▸ To do
Count up the lines in the following listing that hold the word "molt", then give only that count.
◆ ◆ ◆
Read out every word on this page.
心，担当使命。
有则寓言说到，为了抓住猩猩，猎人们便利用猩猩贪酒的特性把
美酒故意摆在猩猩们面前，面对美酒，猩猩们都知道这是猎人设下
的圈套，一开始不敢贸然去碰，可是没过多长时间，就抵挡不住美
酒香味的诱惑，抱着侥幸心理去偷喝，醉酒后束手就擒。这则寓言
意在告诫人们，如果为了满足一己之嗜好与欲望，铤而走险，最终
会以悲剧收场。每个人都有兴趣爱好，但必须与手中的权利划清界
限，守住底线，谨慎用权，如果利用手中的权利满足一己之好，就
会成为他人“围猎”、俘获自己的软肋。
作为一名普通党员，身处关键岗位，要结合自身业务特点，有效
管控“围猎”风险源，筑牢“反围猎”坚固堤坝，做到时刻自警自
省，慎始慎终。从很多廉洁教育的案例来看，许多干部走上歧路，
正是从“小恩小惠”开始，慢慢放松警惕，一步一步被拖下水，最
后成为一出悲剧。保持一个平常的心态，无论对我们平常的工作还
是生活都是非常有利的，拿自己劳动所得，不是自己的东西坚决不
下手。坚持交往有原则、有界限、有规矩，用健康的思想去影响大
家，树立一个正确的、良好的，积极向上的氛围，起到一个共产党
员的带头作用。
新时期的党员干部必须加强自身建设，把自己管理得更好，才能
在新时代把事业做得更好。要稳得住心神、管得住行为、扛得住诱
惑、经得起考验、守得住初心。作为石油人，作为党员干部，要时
◆ ◆ ◆
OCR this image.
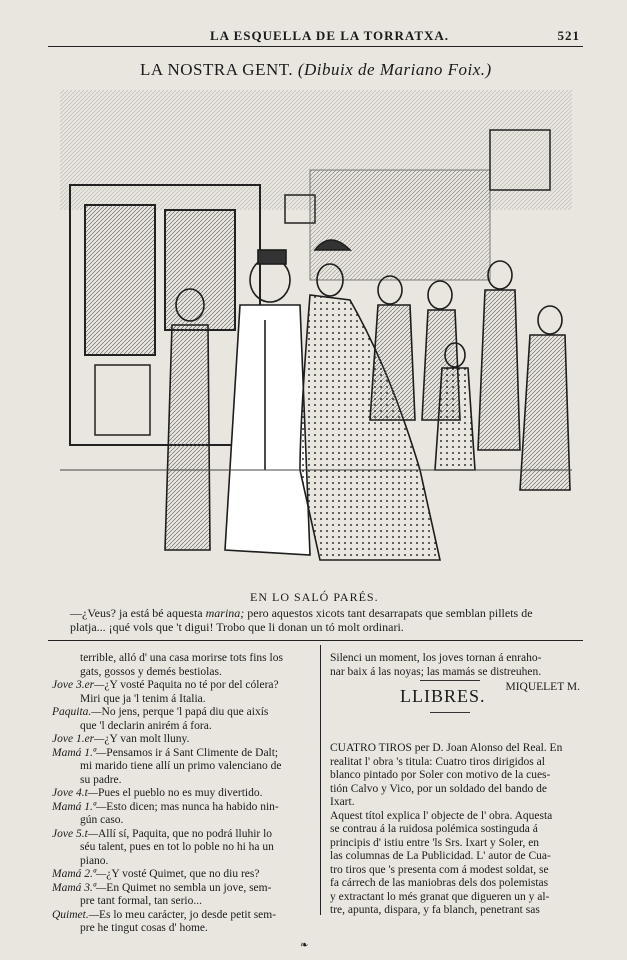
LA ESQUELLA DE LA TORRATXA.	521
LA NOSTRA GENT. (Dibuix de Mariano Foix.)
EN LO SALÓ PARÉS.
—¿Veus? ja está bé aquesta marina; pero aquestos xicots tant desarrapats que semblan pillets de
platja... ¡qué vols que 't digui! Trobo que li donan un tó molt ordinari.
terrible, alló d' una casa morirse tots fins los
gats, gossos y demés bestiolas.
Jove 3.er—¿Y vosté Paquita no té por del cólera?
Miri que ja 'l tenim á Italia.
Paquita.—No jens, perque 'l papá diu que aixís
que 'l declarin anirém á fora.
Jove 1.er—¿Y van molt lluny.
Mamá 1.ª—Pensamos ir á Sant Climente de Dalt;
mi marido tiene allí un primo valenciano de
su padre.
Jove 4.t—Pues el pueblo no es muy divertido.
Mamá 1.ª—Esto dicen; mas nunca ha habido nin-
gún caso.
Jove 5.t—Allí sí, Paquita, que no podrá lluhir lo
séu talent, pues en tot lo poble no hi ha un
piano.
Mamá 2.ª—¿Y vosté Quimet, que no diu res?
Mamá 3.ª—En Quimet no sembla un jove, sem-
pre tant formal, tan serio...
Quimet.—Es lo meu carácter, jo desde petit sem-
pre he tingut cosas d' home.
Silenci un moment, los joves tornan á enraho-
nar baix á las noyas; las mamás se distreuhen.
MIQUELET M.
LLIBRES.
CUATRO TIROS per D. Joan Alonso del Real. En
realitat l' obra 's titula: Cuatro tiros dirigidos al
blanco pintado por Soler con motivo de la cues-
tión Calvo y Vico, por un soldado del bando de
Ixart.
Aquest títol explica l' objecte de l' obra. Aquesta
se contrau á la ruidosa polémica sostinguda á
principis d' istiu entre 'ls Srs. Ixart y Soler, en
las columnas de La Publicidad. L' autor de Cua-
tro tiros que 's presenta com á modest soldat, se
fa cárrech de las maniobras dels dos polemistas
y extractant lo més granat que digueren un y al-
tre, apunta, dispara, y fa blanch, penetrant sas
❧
◆ ◆ ◆
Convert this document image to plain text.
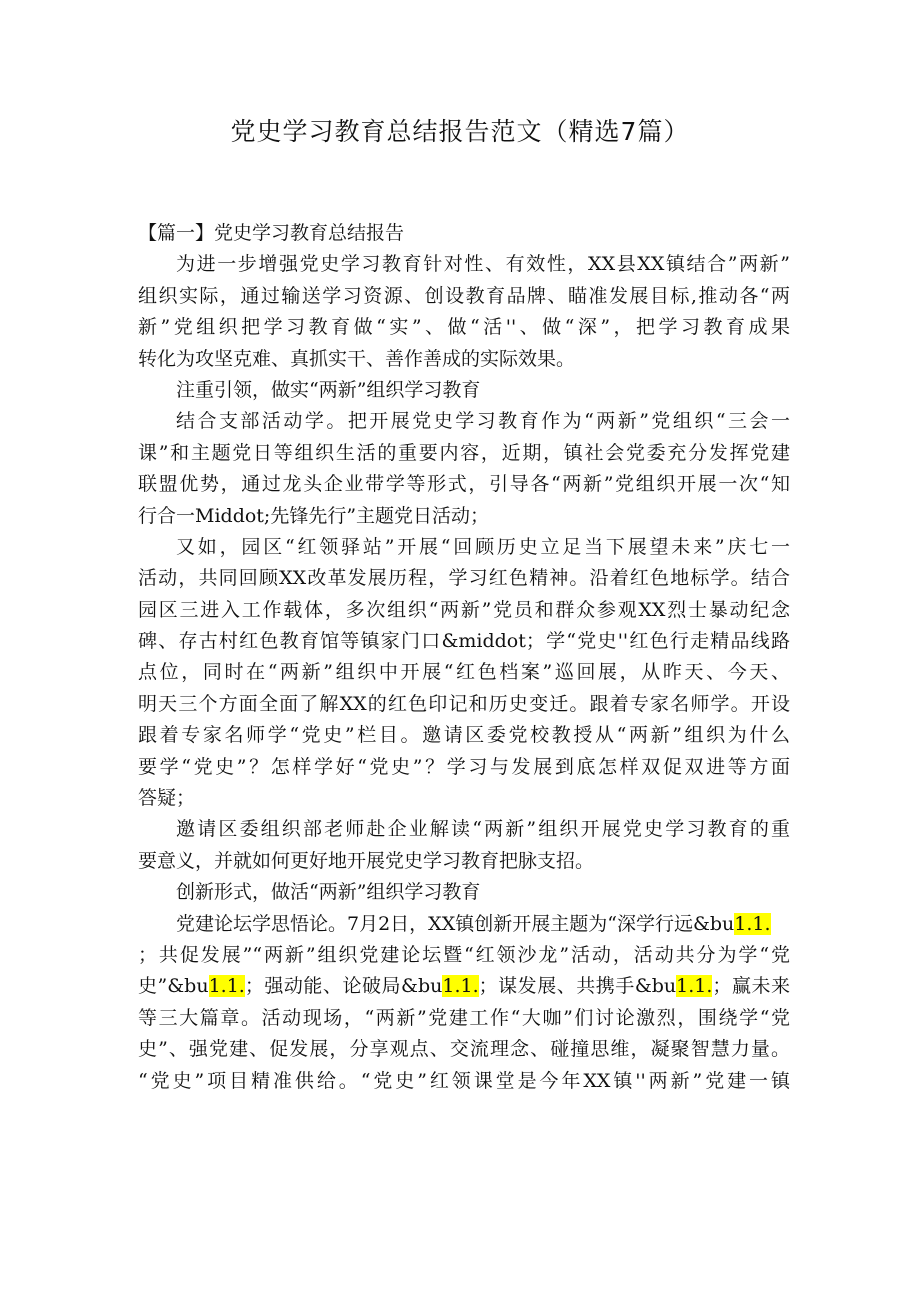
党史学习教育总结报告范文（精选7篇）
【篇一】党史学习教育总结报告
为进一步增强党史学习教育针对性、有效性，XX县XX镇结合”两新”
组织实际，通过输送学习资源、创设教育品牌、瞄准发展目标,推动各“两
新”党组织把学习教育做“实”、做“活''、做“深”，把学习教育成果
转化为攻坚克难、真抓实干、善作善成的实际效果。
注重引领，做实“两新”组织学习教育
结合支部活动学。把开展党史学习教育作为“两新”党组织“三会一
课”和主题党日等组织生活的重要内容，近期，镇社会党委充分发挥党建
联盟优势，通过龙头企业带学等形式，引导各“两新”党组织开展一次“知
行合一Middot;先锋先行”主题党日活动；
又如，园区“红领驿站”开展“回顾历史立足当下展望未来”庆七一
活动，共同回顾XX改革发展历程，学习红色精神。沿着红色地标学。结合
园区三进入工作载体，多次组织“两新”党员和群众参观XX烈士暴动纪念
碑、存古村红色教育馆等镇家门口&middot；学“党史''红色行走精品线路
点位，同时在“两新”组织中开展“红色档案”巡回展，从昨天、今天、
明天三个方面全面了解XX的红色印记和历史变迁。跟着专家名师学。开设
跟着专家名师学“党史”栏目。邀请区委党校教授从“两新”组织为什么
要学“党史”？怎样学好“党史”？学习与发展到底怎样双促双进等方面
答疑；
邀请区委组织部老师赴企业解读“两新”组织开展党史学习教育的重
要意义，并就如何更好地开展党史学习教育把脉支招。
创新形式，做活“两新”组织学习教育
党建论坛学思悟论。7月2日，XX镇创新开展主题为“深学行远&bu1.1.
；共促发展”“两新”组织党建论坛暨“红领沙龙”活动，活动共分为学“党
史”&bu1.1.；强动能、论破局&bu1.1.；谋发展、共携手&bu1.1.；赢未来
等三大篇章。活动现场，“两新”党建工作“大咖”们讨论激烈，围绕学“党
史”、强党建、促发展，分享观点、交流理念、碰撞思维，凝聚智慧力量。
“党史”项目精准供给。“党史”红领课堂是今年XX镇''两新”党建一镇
◆ ◆ ◆
▸ Exercise result
2